* _WRITTEN REQUEST_
Copy each line of the data below with the word "color".

* _Records that describe figures_
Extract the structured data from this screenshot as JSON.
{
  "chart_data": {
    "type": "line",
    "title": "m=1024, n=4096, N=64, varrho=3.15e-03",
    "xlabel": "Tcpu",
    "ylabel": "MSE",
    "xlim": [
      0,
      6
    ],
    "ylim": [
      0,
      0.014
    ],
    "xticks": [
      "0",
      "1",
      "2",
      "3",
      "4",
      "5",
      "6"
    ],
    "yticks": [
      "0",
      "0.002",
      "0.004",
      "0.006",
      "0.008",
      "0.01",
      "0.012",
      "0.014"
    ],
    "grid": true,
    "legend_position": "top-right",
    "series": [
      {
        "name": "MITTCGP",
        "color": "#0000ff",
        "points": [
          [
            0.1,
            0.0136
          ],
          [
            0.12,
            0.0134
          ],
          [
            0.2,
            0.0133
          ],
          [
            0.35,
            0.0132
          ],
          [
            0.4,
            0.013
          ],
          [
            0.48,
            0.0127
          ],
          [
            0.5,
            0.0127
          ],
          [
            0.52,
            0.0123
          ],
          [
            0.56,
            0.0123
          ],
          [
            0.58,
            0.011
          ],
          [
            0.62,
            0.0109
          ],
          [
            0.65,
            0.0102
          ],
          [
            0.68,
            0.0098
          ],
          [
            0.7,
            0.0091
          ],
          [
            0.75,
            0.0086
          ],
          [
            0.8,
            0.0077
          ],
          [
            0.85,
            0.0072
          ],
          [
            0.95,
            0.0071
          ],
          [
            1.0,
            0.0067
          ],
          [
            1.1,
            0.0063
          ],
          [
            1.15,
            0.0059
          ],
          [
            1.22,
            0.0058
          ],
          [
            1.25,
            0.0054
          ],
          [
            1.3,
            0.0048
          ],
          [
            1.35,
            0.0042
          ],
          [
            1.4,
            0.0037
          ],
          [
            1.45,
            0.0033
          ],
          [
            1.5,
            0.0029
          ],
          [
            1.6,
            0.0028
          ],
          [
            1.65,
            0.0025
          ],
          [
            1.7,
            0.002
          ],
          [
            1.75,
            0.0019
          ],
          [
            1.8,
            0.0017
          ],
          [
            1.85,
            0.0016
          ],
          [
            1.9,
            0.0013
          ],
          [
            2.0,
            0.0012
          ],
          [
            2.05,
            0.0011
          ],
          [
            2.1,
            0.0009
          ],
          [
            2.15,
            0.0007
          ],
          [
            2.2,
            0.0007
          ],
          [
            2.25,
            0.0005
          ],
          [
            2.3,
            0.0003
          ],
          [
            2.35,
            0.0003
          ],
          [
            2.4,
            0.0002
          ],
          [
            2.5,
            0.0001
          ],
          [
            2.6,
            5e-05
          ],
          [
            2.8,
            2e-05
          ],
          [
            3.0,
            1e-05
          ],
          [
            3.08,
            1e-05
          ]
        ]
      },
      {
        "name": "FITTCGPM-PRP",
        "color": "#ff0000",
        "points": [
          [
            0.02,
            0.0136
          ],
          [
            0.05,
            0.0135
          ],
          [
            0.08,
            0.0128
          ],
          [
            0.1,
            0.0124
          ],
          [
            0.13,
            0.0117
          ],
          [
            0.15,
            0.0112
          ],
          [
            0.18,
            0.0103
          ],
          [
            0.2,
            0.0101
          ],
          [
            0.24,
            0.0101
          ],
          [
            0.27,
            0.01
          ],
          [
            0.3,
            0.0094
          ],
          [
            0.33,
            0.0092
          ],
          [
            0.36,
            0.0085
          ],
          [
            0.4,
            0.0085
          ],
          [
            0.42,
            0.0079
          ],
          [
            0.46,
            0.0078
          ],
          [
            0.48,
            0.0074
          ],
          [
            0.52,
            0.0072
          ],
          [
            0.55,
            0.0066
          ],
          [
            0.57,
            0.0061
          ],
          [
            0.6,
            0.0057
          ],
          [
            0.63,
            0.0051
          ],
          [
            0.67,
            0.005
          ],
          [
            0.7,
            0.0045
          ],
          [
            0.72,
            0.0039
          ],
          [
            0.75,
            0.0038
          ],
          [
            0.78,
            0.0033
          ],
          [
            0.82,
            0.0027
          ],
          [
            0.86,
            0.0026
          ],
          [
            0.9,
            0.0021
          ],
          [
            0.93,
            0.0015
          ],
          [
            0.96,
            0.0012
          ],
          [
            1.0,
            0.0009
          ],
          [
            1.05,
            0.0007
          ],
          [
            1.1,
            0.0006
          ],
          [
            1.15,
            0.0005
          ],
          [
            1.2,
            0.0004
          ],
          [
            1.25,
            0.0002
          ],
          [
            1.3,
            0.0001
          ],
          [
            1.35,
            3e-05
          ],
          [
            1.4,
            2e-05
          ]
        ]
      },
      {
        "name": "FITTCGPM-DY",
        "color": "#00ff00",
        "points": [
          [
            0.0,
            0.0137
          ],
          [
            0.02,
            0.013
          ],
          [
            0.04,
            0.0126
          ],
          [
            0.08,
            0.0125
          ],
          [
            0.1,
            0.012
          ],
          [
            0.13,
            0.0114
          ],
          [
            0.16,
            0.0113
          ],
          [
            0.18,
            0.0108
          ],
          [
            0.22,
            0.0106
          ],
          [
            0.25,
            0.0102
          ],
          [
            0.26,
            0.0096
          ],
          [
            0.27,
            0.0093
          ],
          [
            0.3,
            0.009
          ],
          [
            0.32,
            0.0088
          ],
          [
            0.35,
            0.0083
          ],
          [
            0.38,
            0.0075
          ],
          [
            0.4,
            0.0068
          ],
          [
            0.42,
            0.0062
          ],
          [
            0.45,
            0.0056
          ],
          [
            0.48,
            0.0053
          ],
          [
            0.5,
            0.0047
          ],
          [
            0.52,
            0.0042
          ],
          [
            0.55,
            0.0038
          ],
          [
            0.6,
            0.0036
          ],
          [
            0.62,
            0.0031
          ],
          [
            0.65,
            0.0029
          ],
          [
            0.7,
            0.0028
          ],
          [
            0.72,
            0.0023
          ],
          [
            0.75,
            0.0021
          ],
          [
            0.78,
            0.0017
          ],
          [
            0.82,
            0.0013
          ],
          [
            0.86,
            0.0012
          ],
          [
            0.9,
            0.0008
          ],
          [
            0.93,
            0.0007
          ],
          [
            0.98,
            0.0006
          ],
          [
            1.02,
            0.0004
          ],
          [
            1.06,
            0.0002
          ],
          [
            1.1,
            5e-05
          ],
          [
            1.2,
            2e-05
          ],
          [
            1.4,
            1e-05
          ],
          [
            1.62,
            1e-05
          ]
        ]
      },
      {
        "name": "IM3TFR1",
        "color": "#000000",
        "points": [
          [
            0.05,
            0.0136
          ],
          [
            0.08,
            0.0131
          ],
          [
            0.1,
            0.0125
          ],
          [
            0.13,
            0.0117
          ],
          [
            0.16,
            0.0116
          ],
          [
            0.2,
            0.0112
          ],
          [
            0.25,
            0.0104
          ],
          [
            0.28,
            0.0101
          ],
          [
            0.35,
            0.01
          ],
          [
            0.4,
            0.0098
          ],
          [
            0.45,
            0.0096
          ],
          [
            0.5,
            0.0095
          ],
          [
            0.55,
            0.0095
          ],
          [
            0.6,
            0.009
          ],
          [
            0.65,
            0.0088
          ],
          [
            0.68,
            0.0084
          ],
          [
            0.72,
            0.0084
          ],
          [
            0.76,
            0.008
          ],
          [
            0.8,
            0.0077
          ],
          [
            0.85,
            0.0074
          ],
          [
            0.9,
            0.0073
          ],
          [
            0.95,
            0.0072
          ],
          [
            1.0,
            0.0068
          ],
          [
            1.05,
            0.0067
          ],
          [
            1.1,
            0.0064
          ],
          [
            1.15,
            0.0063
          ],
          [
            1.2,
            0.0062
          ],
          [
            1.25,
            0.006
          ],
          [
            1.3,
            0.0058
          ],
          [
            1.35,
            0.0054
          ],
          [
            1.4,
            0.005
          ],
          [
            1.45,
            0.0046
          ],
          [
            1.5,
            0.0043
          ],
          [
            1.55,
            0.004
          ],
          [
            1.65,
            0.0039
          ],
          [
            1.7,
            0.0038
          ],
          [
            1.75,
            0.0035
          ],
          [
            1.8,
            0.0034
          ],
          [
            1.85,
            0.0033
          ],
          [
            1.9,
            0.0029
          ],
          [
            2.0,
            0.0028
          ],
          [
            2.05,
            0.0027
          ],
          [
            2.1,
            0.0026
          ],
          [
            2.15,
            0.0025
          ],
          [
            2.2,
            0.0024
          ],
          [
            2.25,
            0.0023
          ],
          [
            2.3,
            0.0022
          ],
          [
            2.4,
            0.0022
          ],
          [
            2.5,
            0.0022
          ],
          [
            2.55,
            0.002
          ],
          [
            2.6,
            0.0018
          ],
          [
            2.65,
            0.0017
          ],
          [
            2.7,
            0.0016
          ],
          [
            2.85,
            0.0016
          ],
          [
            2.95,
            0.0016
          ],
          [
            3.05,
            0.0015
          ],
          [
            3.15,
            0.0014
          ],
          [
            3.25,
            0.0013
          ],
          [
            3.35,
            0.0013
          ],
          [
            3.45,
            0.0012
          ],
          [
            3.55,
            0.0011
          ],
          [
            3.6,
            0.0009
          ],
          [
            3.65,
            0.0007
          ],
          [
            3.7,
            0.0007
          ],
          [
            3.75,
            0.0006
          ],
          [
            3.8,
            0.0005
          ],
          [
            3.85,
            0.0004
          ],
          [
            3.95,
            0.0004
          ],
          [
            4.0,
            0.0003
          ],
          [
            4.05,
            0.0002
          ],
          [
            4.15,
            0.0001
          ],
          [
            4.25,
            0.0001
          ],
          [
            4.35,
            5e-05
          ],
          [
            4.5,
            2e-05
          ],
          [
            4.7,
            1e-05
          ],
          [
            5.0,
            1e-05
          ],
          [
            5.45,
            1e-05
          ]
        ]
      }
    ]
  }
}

* _SOLUTION FOR THIS PROBLEM_
        "color": "#0000ff",
        "color": "#ff0000",
        "color": "#00ff00",
        "color": "#000000",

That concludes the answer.